Work to be completed -
Give the data again, word for word.

Supplied material -
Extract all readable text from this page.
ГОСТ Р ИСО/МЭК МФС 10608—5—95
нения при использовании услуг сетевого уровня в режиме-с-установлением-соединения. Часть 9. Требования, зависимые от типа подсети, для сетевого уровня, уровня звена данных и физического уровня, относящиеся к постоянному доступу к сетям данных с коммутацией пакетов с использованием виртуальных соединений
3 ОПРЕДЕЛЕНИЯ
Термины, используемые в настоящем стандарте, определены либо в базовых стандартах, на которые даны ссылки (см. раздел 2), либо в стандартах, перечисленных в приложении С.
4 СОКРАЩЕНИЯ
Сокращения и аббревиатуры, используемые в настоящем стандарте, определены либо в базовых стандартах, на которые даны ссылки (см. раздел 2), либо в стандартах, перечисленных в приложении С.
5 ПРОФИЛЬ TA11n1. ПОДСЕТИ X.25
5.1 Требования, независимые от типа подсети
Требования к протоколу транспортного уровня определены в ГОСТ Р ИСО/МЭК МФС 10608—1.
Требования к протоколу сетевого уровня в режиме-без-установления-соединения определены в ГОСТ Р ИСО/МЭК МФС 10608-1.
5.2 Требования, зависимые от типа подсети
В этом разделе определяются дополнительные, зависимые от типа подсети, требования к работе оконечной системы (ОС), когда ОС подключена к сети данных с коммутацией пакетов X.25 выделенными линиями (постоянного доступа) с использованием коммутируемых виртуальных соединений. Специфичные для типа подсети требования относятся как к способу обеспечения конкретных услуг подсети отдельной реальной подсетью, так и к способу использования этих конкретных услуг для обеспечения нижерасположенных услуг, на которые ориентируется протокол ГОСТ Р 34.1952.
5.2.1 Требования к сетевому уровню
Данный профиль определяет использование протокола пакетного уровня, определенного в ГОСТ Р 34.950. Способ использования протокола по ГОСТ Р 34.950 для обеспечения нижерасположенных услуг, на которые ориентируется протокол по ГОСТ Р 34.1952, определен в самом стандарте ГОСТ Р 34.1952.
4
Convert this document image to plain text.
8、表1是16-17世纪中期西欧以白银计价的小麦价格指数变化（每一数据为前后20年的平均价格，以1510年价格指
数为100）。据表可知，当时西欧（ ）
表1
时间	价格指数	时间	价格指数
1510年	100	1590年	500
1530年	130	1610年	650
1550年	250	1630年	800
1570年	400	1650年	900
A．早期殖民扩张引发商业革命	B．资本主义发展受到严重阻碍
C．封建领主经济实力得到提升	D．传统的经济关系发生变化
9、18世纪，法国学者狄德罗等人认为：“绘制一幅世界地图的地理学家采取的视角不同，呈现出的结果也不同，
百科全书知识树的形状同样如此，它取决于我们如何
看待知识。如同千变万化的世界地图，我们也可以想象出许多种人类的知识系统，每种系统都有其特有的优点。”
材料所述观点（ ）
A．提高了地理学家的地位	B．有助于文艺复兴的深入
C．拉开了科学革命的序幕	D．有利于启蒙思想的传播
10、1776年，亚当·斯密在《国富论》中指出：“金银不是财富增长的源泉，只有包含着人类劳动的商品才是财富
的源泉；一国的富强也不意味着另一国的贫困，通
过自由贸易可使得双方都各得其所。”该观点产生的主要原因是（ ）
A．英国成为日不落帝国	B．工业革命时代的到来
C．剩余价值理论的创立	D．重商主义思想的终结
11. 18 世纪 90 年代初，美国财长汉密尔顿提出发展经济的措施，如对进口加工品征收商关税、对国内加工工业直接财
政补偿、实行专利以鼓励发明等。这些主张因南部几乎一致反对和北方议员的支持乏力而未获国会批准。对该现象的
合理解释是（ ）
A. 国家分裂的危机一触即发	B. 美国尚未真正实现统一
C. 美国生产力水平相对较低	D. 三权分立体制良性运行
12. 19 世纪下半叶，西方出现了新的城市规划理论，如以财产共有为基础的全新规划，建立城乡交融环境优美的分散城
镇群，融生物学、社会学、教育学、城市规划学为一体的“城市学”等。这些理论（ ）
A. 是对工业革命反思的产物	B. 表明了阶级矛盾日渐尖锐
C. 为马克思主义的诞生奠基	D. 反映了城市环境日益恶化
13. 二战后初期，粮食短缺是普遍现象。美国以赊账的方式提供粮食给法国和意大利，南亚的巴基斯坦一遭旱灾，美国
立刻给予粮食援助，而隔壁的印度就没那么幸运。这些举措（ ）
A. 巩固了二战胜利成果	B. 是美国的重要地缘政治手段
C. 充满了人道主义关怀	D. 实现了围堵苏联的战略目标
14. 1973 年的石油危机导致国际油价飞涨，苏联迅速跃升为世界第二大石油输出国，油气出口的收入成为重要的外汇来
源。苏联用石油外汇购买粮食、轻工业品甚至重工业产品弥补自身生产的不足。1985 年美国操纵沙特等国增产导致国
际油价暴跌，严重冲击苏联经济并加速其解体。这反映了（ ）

Expected answer -
Extract all readable text from this page.
ГОСТ Р ИСО/МЭК МФС 10608—5—95
нения при использовании услуг сетевого уровня в режиме-с-установлением-соединения. Часть 9. Требования, зависимые от типа подсети, для сетевого уровня, уровня звена данных и физического уровня, относящиеся к постоянному доступу к сетям данных с коммутацией пакетов с использованием виртуальных соединений
3 ОПРЕДЕЛЕНИЯ
Термины, используемые в настоящем стандарте, определены либо в базовых стандартах, на которые даны ссылки (см. раздел 2), либо в стандартах, перечисленных в приложении С.
4 СОКРАЩЕНИЯ
Сокращения и аббревиатуры, используемые в настоящем стандарте, определены либо в базовых стандартах, на которые даны ссылки (см. раздел 2), либо в стандартах, перечисленных в приложении С.
5 ПРОФИЛЬ TA11n1. ПОДСЕТИ X.25
5.1 Требования, независимые от типа подсети
Требования к протоколу транспортного уровня определены в ГОСТ Р ИСО/МЭК МФС 10608—1.
Требования к протоколу сетевого уровня в режиме-без-установления-соединения определены в ГОСТ Р ИСО/МЭК МФС 10608-1.
5.2 Требования, зависимые от типа подсети
В этом разделе определяются дополнительные, зависимые от типа подсети, требования к работе оконечной системы (ОС), когда ОС подключена к сети данных с коммутацией пакетов X.25 выделенными линиями (постоянного доступа) с использованием коммутируемых виртуальных соединений. Специфичные для типа подсети требования относятся как к способу обеспечения конкретных услуг подсети отдельной реальной подсетью, так и к способу использования этих конкретных услуг для обеспечения нижерасположенных услуг, на которые ориентируется протокол ГОСТ Р 34.1952.
5.2.1 Требования к сетевому уровню
Данный профиль определяет использование протокола пакетного уровня, определенного в ГОСТ Р 34.950. Способ использования протокола по ГОСТ Р 34.950 для обеспечения нижерасположенных услуг, на которые ориентируется протокол по ГОСТ Р 34.1952, определен в самом стандарте ГОСТ Р 34.1952.
4
Convert this document image to plain text.
8、表1是16-17世纪中期西欧以白银计价的小麦价格指数变化（每一数据为前后20年的平均价格，以1510年价格指
数为100）。据表可知，当时西欧（ ）
表1
时间	价格指数	时间	价格指数
1510年	100	1590年	500
1530年	130	1610年	650
1550年	250	1630年	800
1570年	400	1650年	900
A．早期殖民扩张引发商业革命	B．资本主义发展受到严重阻碍
C．封建领主经济实力得到提升	D．传统的经济关系发生变化
9、18世纪，法国学者狄德罗等人认为：“绘制一幅世界地图的地理学家采取的视角不同，呈现出的结果也不同，
百科全书知识树的形状同样如此，它取决于我们如何
看待知识。如同千变万化的世界地图，我们也可以想象出许多种人类的知识系统，每种系统都有其特有的优点。”
材料所述观点（ ）
A．提高了地理学家的地位	B．有助于文艺复兴的深入
C．拉开了科学革命的序幕	D．有利于启蒙思想的传播
10、1776年，亚当·斯密在《国富论》中指出：“金银不是财富增长的源泉，只有包含着人类劳动的商品才是财富
的源泉；一国的富强也不意味着另一国的贫困，通
过自由贸易可使得双方都各得其所。”该观点产生的主要原因是（ ）
A．英国成为日不落帝国	B．工业革命时代的到来
C．剩余价值理论的创立	D．重商主义思想的终结
11. 18 世纪 90 年代初，美国财长汉密尔顿提出发展经济的措施，如对进口加工品征收商关税、对国内加工工业直接财
政补偿、实行专利以鼓励发明等。这些主张因南部几乎一致反对和北方议员的支持乏力而未获国会批准。对该现象的
合理解释是（ ）
A. 国家分裂的危机一触即发	B. 美国尚未真正实现统一
C. 美国生产力水平相对较低	D. 三权分立体制良性运行
12. 19 世纪下半叶，西方出现了新的城市规划理论，如以财产共有为基础的全新规划，建立城乡交融环境优美的分散城
镇群，融生物学、社会学、教育学、城市规划学为一体的“城市学”等。这些理论（ ）
A. 是对工业革命反思的产物	B. 表明了阶级矛盾日渐尖锐
C. 为马克思主义的诞生奠基	D. 反映了城市环境日益恶化
13. 二战后初期，粮食短缺是普遍现象。美国以赊账的方式提供粮食给法国和意大利，南亚的巴基斯坦一遭旱灾，美国
立刻给予粮食援助，而隔壁的印度就没那么幸运。这些举措（ ）
A. 巩固了二战胜利成果	B. 是美国的重要地缘政治手段
C. 充满了人道主义关怀	D. 实现了围堵苏联的战略目标
14. 1973 年的石油危机导致国际油价飞涨，苏联迅速跃升为世界第二大石油输出国，油气出口的收入成为重要的外汇来
源。苏联用石油外汇购买粮食、轻工业品甚至重工业产品弥补自身生产的不足。1985 年美国操纵沙特等国增产导致国
际油价暴跌，严重冲击苏联经济并加速其解体。这反映了（ ）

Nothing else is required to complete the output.